■ **Required task A**: Name every kind of mainstream community space that the essay on Ari Roth and the DCJCC gives as an example in its second paragraph.
■ **Required task B**: In the essay on Ari Roth and the DCJCC, whose terminology supplies the terms "locative" and "utopian"?
■ **Required task C**: Pick up the essay on Ari Roth and the DCJCC after its final sentence and keep writing in the same voice.

■ **Source text**:

Theater Space & Jewish Community (Ari Roth at the DCJCC)

dcjcc

The unfolding and painful story about Ari Roth at the Washington D.C. JCC (DCJCC) touches upon basic points of interest to (Jewish) political philosophy. What is a community? How are communities formed, negotiated, and re-negotiated in relation to movement between a mainstream and a margin? What is a consensus and how do the terms of a consensus shift over time? What are the responsibilities of community directors in striking a balance between the various conflicting parties to the community? To use the terminology of J.Z. Smith, is a (Jewish) community a “locative” thing predicated on a sense of place (and the limits imposed by place)? Or is it “utopian,” a non-space based on the principled violation, transgression, and transcendence of those very defining limits Let’s keep in mind that a JCC “is” not the community. It only “represents” the community and the “community interest,” broadly conceived. It’s just a building, one community structure among other community structures such as synagogue, university programs, or art venues.

The primary category error in these kinds of arguments about the kind of mainstream community space represented by a JCC or a synagogue or a campus Hillel would be to absolutize and freeze a community norm, on the one hand. It would be just as wrong to absolutize and make sacred the right to push and press those norms, on the other hand. A general rule of thumb: the more outrage, the more censure, the more self-righteousness with which a position gets articulated, the more it’s more likely that something is badly amiss about the position taken, or about the way in which the position is being taken and pushed. That none of this is easy or black and white is indicated by Roth himself.

■ **Excerpted records**:
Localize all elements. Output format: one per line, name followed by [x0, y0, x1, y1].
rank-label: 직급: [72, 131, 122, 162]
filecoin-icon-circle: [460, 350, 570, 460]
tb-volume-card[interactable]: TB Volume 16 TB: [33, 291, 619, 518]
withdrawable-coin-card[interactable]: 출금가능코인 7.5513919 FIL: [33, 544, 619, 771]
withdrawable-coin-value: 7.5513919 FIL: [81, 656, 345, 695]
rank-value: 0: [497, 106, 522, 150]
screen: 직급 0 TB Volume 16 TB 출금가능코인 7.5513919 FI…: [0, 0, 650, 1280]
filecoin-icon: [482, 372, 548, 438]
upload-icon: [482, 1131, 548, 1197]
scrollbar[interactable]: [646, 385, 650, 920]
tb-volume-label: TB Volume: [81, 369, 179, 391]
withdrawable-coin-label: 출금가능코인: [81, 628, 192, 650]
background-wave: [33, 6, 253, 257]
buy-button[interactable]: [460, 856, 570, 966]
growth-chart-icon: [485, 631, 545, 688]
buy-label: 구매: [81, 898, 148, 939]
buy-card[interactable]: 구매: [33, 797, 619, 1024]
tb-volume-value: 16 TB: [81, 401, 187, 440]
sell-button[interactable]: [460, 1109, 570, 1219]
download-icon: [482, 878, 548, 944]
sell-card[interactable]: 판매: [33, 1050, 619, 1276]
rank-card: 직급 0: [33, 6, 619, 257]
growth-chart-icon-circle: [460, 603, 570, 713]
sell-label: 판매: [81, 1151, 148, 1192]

■ **Answer A**: A JCC, a synagogue, and a campus Hillel.

■ **Answer B**: J.Z. Smith's.

■ **Answer C**:
If you look at the history of modern art, there’s a proud space for secessionist movements; an avant-garde breaks from the mainstream institution of an art academy or academy style in order to pursue its own vision. In this light, I’m posting here  a very interesting and informative interview with Roth about his work at Theater J, and about politically engaged theater, and his recent firing by the DCJCC where the Theater is located. I cannot help but think this firing represents a terrible loss. But I have a hard time mustering the kind of outrage about alleged censorship in the Jewish community, with which the story’s getting played out in the press and on social media networks. My guess here is that Roth leaving the DCJCC had been long in the works and that it was Roth who chose to leave by making the greatest possible dramatic impression.

My takeaways from the interview are five:

[1] Roth did remarkable work creating a creative, open, and nurturing space for collaboration and dialogue around difficult subject matter. (A friend with some inside knowledge informs me that last year there were attempts by some donors to withhold funding to the DCJCC and establish ideological litmus tests, but that the DCJCC pressed back and that Roth had the Executive Director’s support in those earlier collisions)

[2] At what point is enough enough? After the Gaza war this summer, there was deep reluctance to stage programs relating to Israel. The executive directors at the JCC wanted a quieter year (these are Roth’s words, which I’ve also heard from D.C. friends), whereas Roth chose to end the relationship with high drama.

[3] There were institutional and personnel pressures at work that had little to do with staging Israel and Palestine per se. Roth wanted a seven year season and the executive directors scotched one play that Roth himself was writing.

[4] From the interview, it is possible to conclude that this story may in fact have nothing to do with rightwing donors pressuring leftwing Jews. (Even if this is the way Roth explained it in his remarks here at the New York Times, where the issue was described in terms of politics and donor pressure).

[5] This may or may not be a lose-lose collision. Or perhaps this was a natural parting of ways that one of its principles wanted to dramatize for his own ends. What makes this story an informative one is not the one dimensional argument about free artistic expression versus community-institutional support for avant-garde expression as much as the collision between points of political principle and mundane institutional politics, in other words, between theory (norms) and practice. What happens next and what “the community” actually “wants” will get figured out with the appointment of a new director at Theater J.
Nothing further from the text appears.